### Text extract
It’s been difficult for me living here in the dark rainy Pacific Northwest the past two years. I used to LOVE rain growing up in the Mojave desert. The thunder and lightening storms thrilled me and standing in the pouring rain on a hot 100° plus day was awesome!
I left the town I grew up in when I hit 18 and ended up wandering around LA and Riverside for years. The weather in most places was sticky, the air was thick with smog and I couldn’t breathe.

Not like I did in Victorville.

I remember running track in Jr High and High School and feelin the hot air rip through my lungs. I always paced myself with the fastest and pushed to beat my previous personal records. 5:38 – my fastest mile. That was thrilling to me. The runners high after. Closing my eyes to the desert sun and gasping for the clean dry air.

I visited Victorville last summer with my daughter. We spent a week and guess what….. It was 102° and the rain began…. My heart raced and I felt a lump in my throat… I couldn’t wait to get outside- and then I felt a deep sadness. I had left this place years ago because I felt so trapped- I wanted to see things and experience Los Angeles and the “hustle and bustle”- well I’d experienced it alright. And as I stood there in the rain waiting for my ride, I felt a loss of innocence hit me and almost a heartbreak for the places and friends I’d left behind. Memories came flooding back. Loves and crushes adventures and accomplishments.

I moved here to Washington State to be closer to my parents- we’d been apart for nearly 20 years. I’ve been here for 2 years now and they have decided to retire back to California. Not the desert mind you, most likely central Cali. So now I have no reason to stay here. It’s me and my girls and we are free to go where life may lead.

### Exercise goal
In the essay about rain and the desert, what time is given as the fastest mile? The lines have no connection to the essay.

(Entries for item positions)
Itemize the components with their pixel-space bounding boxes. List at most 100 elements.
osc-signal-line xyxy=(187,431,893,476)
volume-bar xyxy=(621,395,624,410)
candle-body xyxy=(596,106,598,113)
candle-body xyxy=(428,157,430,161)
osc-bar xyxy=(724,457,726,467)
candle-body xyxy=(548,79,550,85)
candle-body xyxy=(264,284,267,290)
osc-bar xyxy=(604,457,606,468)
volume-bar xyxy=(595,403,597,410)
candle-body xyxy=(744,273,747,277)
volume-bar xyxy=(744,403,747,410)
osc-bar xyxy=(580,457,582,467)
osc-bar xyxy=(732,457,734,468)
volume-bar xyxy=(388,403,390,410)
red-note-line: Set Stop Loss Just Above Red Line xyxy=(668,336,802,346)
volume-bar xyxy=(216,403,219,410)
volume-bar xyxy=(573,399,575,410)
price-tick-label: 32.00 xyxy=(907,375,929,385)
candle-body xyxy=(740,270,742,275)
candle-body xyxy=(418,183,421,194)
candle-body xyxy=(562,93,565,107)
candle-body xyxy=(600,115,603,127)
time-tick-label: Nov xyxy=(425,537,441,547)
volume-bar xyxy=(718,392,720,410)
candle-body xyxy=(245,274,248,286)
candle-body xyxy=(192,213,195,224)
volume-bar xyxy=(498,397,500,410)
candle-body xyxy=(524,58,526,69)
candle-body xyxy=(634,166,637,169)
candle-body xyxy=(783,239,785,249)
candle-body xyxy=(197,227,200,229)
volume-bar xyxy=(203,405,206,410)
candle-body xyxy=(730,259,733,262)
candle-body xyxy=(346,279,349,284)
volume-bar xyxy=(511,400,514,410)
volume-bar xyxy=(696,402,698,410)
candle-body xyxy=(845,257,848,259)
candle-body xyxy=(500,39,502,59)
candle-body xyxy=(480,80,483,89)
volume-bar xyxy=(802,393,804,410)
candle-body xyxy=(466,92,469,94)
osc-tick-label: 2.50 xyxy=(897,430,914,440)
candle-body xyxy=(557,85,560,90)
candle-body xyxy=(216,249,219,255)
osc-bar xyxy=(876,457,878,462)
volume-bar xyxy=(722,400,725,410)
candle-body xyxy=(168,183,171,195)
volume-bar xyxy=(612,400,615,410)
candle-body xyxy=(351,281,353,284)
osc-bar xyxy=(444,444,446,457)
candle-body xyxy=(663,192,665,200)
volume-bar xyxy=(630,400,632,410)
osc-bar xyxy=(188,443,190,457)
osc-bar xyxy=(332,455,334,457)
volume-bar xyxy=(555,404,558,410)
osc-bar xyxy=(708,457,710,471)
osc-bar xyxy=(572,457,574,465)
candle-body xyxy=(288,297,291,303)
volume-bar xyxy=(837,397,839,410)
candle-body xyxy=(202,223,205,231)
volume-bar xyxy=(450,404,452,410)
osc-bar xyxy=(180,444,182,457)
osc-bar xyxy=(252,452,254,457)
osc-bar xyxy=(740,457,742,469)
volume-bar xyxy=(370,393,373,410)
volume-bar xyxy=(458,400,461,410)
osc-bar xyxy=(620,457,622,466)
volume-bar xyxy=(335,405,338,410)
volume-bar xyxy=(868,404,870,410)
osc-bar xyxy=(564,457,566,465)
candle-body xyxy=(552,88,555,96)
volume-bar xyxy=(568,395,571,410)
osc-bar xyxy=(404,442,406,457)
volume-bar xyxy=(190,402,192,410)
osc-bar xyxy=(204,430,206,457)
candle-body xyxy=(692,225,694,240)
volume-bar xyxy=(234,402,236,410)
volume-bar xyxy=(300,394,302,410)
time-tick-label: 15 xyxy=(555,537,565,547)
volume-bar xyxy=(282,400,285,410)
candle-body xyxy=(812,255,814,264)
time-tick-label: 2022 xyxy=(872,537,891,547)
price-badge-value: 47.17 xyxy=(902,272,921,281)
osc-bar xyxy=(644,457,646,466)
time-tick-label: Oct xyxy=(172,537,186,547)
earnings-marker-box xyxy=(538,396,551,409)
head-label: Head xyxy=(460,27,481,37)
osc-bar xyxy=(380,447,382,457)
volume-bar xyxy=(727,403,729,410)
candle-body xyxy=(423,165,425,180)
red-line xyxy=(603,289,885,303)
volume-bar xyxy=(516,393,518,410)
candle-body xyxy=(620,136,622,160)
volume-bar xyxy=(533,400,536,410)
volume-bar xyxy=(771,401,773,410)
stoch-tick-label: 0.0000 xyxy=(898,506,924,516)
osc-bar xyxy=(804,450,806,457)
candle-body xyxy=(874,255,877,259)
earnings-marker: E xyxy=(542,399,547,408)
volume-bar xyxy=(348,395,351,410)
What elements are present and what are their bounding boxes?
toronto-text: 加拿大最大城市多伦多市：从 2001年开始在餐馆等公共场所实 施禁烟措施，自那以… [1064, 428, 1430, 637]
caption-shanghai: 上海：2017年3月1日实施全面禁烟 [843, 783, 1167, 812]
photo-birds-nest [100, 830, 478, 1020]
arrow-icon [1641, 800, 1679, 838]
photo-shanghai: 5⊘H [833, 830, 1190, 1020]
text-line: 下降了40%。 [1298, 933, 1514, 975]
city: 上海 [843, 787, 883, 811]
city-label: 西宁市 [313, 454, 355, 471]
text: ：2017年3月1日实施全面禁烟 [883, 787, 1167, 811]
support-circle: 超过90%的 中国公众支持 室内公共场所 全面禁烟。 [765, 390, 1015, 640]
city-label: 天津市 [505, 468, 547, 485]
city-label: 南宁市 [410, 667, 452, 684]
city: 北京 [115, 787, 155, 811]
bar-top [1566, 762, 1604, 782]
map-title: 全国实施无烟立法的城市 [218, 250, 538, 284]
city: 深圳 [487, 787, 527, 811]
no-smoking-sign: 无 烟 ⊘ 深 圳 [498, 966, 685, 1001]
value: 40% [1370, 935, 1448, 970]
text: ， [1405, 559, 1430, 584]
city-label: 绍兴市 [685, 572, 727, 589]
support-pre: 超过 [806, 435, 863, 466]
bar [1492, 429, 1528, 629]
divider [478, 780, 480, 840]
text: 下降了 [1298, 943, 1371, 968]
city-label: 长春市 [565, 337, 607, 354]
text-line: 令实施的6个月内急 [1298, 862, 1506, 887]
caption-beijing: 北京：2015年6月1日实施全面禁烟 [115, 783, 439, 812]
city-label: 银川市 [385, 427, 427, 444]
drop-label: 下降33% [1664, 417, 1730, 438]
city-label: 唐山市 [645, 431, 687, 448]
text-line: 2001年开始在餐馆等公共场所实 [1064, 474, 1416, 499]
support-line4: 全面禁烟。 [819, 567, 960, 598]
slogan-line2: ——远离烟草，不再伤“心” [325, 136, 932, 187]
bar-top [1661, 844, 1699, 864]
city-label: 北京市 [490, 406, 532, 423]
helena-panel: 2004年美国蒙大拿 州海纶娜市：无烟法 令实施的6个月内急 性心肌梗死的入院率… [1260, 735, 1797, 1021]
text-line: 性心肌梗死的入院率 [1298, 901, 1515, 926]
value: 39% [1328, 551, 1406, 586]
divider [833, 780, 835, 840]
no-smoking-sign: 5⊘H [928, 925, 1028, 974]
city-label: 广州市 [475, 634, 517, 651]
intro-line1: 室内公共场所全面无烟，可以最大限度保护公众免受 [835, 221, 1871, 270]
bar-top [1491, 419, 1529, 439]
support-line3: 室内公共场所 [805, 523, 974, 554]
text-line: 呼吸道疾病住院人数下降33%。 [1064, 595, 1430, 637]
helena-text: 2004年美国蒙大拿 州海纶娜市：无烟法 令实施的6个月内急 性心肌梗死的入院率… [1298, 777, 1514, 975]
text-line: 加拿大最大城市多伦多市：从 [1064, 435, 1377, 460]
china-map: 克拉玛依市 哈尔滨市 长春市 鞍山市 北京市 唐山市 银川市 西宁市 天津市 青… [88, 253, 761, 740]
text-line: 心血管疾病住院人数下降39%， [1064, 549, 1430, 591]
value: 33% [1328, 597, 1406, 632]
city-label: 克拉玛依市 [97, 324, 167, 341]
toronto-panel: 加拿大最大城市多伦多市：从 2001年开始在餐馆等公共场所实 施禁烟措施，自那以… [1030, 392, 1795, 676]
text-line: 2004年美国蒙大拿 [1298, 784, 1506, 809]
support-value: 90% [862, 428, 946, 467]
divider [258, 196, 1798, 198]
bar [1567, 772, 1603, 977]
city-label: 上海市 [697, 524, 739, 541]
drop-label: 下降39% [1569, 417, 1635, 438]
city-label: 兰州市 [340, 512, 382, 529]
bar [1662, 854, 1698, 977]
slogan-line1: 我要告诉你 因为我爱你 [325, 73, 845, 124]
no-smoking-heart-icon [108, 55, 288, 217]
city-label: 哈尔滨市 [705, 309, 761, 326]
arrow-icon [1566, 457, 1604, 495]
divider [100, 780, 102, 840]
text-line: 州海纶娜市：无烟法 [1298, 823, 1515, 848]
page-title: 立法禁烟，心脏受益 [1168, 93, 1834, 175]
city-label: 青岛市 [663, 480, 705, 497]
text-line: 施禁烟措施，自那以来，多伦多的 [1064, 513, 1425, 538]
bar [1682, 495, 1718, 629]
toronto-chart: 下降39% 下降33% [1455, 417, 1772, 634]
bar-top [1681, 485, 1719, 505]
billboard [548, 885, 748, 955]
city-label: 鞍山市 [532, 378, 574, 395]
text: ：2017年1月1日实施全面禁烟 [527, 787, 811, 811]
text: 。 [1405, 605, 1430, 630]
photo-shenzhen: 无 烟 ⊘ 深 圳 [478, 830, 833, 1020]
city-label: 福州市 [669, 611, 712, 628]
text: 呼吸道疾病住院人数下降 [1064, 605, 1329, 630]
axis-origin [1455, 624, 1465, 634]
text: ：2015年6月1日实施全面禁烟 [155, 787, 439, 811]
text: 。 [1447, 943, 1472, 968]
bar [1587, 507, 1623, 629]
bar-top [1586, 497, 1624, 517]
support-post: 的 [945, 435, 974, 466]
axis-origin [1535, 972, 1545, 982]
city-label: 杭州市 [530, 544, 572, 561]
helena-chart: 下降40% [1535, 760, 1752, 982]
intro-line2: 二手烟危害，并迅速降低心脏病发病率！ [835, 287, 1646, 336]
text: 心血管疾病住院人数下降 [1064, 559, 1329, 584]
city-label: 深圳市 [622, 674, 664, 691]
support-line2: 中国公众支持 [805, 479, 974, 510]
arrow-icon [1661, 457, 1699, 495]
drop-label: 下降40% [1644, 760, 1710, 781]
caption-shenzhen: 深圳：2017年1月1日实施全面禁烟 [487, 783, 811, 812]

### The answer
5:38